Work to complete → Reproduce the following material exactly, including every line.

Entries shown →
────────

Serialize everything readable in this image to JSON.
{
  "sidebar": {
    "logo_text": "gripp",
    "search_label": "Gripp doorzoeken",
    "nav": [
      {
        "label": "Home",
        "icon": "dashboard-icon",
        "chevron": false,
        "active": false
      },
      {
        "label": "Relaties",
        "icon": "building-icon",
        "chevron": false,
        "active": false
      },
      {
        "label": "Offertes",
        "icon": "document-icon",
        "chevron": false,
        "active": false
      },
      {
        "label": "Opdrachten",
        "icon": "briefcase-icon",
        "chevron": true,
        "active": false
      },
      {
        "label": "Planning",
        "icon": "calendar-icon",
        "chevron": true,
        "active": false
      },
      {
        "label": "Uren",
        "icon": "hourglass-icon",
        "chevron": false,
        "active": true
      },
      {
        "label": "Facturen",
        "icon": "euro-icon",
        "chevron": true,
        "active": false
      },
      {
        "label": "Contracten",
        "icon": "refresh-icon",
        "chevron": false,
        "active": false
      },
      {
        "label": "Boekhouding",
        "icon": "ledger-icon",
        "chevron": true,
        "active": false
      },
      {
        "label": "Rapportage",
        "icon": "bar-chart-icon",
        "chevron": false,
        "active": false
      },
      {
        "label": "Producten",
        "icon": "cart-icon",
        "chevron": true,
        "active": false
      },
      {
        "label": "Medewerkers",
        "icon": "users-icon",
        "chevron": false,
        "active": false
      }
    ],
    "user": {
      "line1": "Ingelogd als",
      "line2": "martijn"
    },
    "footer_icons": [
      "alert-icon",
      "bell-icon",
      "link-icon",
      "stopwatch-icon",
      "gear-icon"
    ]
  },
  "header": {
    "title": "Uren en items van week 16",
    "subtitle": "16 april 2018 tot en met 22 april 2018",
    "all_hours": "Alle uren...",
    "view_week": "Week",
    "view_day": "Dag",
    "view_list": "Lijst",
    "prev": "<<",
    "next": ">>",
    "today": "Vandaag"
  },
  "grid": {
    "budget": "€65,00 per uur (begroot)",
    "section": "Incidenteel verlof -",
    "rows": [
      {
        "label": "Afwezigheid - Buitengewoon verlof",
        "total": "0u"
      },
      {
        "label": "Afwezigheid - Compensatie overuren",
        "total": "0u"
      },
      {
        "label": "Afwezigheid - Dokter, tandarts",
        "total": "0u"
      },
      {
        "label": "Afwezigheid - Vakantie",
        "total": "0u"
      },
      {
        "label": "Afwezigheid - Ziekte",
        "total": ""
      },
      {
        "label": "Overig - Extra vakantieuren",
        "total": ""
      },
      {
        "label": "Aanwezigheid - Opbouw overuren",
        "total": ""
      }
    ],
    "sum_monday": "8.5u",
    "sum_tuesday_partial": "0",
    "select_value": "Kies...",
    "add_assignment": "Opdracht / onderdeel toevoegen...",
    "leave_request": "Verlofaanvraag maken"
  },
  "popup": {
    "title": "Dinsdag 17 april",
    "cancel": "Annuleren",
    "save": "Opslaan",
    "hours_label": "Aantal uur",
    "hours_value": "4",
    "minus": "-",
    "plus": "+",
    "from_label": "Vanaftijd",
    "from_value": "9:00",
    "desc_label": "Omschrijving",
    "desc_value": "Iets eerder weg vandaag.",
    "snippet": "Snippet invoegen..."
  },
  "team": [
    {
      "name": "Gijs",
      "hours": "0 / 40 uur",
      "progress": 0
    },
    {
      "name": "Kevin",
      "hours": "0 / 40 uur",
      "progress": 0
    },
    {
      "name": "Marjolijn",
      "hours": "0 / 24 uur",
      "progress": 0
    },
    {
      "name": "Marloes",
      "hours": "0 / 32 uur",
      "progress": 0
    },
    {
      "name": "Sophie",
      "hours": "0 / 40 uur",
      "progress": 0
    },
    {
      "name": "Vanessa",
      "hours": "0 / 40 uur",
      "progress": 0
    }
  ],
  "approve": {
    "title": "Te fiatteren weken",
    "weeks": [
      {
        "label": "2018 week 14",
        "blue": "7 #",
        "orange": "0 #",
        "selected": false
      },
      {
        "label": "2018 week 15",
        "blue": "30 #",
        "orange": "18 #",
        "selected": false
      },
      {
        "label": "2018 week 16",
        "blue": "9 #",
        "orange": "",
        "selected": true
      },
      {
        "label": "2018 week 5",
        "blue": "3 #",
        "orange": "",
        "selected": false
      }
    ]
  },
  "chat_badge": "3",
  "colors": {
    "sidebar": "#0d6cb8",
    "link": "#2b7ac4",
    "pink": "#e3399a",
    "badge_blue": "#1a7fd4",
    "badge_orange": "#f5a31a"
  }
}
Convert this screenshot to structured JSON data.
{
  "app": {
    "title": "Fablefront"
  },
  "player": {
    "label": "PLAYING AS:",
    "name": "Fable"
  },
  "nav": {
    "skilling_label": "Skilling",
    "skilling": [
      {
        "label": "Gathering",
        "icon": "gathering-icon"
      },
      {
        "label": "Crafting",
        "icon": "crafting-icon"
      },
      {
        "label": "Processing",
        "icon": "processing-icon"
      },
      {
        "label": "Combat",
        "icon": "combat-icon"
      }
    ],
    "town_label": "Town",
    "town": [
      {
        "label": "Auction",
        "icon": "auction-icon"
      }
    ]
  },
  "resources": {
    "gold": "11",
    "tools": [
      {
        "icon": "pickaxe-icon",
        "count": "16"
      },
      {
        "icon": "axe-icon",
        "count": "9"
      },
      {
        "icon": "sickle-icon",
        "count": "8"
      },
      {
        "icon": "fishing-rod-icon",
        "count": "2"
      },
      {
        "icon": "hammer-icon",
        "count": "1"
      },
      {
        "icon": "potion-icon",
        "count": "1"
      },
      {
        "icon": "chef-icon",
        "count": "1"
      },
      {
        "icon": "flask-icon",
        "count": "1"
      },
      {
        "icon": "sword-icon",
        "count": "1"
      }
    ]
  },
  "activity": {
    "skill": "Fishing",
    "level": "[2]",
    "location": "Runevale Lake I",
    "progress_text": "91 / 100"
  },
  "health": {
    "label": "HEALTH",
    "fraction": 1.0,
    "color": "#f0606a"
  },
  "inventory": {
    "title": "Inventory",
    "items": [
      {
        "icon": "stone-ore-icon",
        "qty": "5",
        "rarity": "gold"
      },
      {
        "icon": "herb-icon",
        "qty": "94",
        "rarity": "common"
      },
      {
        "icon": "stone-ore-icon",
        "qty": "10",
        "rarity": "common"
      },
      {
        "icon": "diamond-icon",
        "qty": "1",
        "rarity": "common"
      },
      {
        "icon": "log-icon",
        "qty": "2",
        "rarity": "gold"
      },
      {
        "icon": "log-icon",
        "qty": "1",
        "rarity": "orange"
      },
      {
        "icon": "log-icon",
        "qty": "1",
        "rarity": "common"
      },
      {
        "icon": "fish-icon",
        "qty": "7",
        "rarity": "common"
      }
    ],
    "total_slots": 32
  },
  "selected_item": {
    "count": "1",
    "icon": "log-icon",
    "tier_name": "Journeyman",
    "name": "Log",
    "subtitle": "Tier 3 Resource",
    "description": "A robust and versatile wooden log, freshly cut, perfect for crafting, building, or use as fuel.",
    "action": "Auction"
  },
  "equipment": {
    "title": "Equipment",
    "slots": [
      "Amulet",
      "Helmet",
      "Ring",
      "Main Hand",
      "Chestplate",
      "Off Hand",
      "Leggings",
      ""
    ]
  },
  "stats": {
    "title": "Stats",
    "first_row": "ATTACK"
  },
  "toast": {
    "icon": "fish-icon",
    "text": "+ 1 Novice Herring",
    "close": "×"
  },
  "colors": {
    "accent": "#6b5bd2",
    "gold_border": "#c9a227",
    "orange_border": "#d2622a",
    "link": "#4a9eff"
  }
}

────────

Complete response →
Serialize everything readable in this image to JSON.
{
  "sidebar": {
    "logo_text": "gripp",
    "search_label": "Gripp doorzoeken",
    "nav": [
      {
        "label": "Home",
        "icon": "dashboard-icon",
        "chevron": false,
        "active": false
      },
      {
        "label": "Relaties",
        "icon": "building-icon",
        "chevron": false,
        "active": false
      },
      {
        "label": "Offertes",
        "icon": "document-icon",
        "chevron": false,
        "active": false
      },
      {
        "label": "Opdrachten",
        "icon": "briefcase-icon",
        "chevron": true,
        "active": false
      },
      {
        "label": "Planning",
        "icon": "calendar-icon",
        "chevron": true,
        "active": false
      },
      {
        "label": "Uren",
        "icon": "hourglass-icon",
        "chevron": false,
        "active": true
      },
      {
        "label": "Facturen",
        "icon": "euro-icon",
        "chevron": true,
        "active": false
      },
      {
        "label": "Contracten",
        "icon": "refresh-icon",
        "chevron": false,
        "active": false
      },
      {
        "label": "Boekhouding",
        "icon": "ledger-icon",
        "chevron": true,
        "active": false
      },
      {
        "label": "Rapportage",
        "icon": "bar-chart-icon",
        "chevron": false,
        "active": false
      },
      {
        "label": "Producten",
        "icon": "cart-icon",
        "chevron": true,
        "active": false
      },
      {
        "label": "Medewerkers",
        "icon": "users-icon",
        "chevron": false,
        "active": false
      }
    ],
    "user": {
      "line1": "Ingelogd als",
      "line2": "martijn"
    },
    "footer_icons": [
      "alert-icon",
      "bell-icon",
      "link-icon",
      "stopwatch-icon",
      "gear-icon"
    ]
  },
  "header": {
    "title": "Uren en items van week 16",
    "subtitle": "16 april 2018 tot en met 22 april 2018",
    "all_hours": "Alle uren...",
    "view_week": "Week",
    "view_day": "Dag",
    "view_list": "Lijst",
    "prev": "<<",
    "next": ">>",
    "today": "Vandaag"
  },
  "grid": {
    "budget": "€65,00 per uur (begroot)",
    "section": "Incidenteel verlof -",
    "rows": [
      {
        "label": "Afwezigheid - Buitengewoon verlof",
        "total": "0u"
      },
      {
        "label": "Afwezigheid - Compensatie overuren",
        "total": "0u"
      },
      {
        "label": "Afwezigheid - Dokter, tandarts",
        "total": "0u"
      },
      {
        "label": "Afwezigheid - Vakantie",
        "total": "0u"
      },
      {
        "label": "Afwezigheid - Ziekte",
        "total": ""
      },
      {
        "label": "Overig - Extra vakantieuren",
        "total": ""
      },
      {
        "label": "Aanwezigheid - Opbouw overuren",
        "total": ""
      }
    ],
    "sum_monday": "8.5u",
    "sum_tuesday_partial": "0",
    "select_value": "Kies...",
    "add_assignment": "Opdracht / onderdeel toevoegen...",
    "leave_request": "Verlofaanvraag maken"
  },
  "popup": {
    "title": "Dinsdag 17 april",
    "cancel": "Annuleren",
    "save": "Opslaan",
    "hours_label": "Aantal uur",
    "hours_value": "4",
    "minus": "-",
    "plus": "+",
    "from_label": "Vanaftijd",
    "from_value": "9:00",
    "desc_label": "Omschrijving",
    "desc_value": "Iets eerder weg vandaag.",
    "snippet": "Snippet invoegen..."
  },
  "team": [
    {
      "name": "Gijs",
      "hours": "0 / 40 uur",
      "progress": 0
    },
    {
      "name": "Kevin",
      "hours": "0 / 40 uur",
      "progress": 0
    },
    {
      "name": "Marjolijn",
      "hours": "0 / 24 uur",
      "progress": 0
    },
    {
      "name": "Marloes",
      "hours": "0 / 32 uur",
      "progress": 0
    },
    {
      "name": "Sophie",
      "hours": "0 / 40 uur",
      "progress": 0
    },
    {
      "name": "Vanessa",
      "hours": "0 / 40 uur",
      "progress": 0
    }
  ],
  "approve": {
    "title": "Te fiatteren weken",
    "weeks": [
      {
        "label": "2018 week 14",
        "blue": "7 #",
        "orange": "0 #",
        "selected": false
      },
      {
        "label": "2018 week 15",
        "blue": "30 #",
        "orange": "18 #",
        "selected": false
      },
      {
        "label": "2018 week 16",
        "blue": "9 #",
        "orange": "",
        "selected": true
      },
      {
        "label": "2018 week 5",
        "blue": "3 #",
        "orange": "",
        "selected": false
      }
    ]
  },
  "chat_badge": "3",
  "colors": {
    "sidebar": "#0d6cb8",
    "link": "#2b7ac4",
    "pink": "#e3399a",
    "badge_blue": "#1a7fd4",
    "badge_orange": "#f5a31a"
  }
}
Convert this screenshot to structured JSON data.
{
  "app": {
    "title": "Fablefront"
  },
  "player": {
    "label": "PLAYING AS:",
    "name": "Fable"
  },
  "nav": {
    "skilling_label": "Skilling",
    "skilling": [
      {
        "label": "Gathering",
        "icon": "gathering-icon"
      },
      {
        "label": "Crafting",
        "icon": "crafting-icon"
      },
      {
        "label": "Processing",
        "icon": "processing-icon"
      },
      {
        "label": "Combat",
        "icon": "combat-icon"
      }
    ],
    "town_label": "Town",
    "town": [
      {
        "label": "Auction",
        "icon": "auction-icon"
      }
    ]
  },
  "resources": {
    "gold": "11",
    "tools": [
      {
        "icon": "pickaxe-icon",
        "count": "16"
      },
      {
        "icon": "axe-icon",
        "count": "9"
      },
      {
        "icon": "sickle-icon",
        "count": "8"
      },
      {
        "icon": "fishing-rod-icon",
        "count": "2"
      },
      {
        "icon": "hammer-icon",
        "count": "1"
      },
      {
        "icon": "potion-icon",
        "count": "1"
      },
      {
        "icon": "chef-icon",
        "count": "1"
      },
      {
        "icon": "flask-icon",
        "count": "1"
      },
      {
        "icon": "sword-icon",
        "count": "1"
      }
    ]
  },
  "activity": {
    "skill": "Fishing",
    "level": "[2]",
    "location": "Runevale Lake I",
    "progress_text": "91 / 100"
  },
  "health": {
    "label": "HEALTH",
    "fraction": 1.0,
    "color": "#f0606a"
  },
  "inventory": {
    "title": "Inventory",
    "items": [
      {
        "icon": "stone-ore-icon",
        "qty": "5",
        "rarity": "gold"
      },
      {
        "icon": "herb-icon",
        "qty": "94",
        "rarity": "common"
      },
      {
        "icon": "stone-ore-icon",
        "qty": "10",
        "rarity": "common"
      },
      {
        "icon": "diamond-icon",
        "qty": "1",
        "rarity": "common"
      },
      {
        "icon": "log-icon",
        "qty": "2",
        "rarity": "gold"
      },
      {
        "icon": "log-icon",
        "qty": "1",
        "rarity": "orange"
      },
      {
        "icon": "log-icon",
        "qty": "1",
        "rarity": "common"
      },
      {
        "icon": "fish-icon",
        "qty": "7",
        "rarity": "common"
      }
    ],
    "total_slots": 32
  },
  "selected_item": {
    "count": "1",
    "icon": "log-icon",
    "tier_name": "Journeyman",
    "name": "Log",
    "subtitle": "Tier 3 Resource",
    "description": "A robust and versatile wooden log, freshly cut, perfect for crafting, building, or use as fuel.",
    "action": "Auction"
  },
  "equipment": {
    "title": "Equipment",
    "slots": [
      "Amulet",
      "Helmet",
      "Ring",
      "Main Hand",
      "Chestplate",
      "Off Hand",
      "Leggings",
      ""
    ]
  },
  "stats": {
    "title": "Stats",
    "first_row": "ATTACK"
  },
  "toast": {
    "icon": "fish-icon",
    "text": "+ 1 Novice Herring",
    "close": "×"
  },
  "colors": {
    "accent": "#6b5bd2",
    "gold_border": "#c9a227",
    "orange_border": "#d2622a",
    "link": "#4a9eff"
  }
}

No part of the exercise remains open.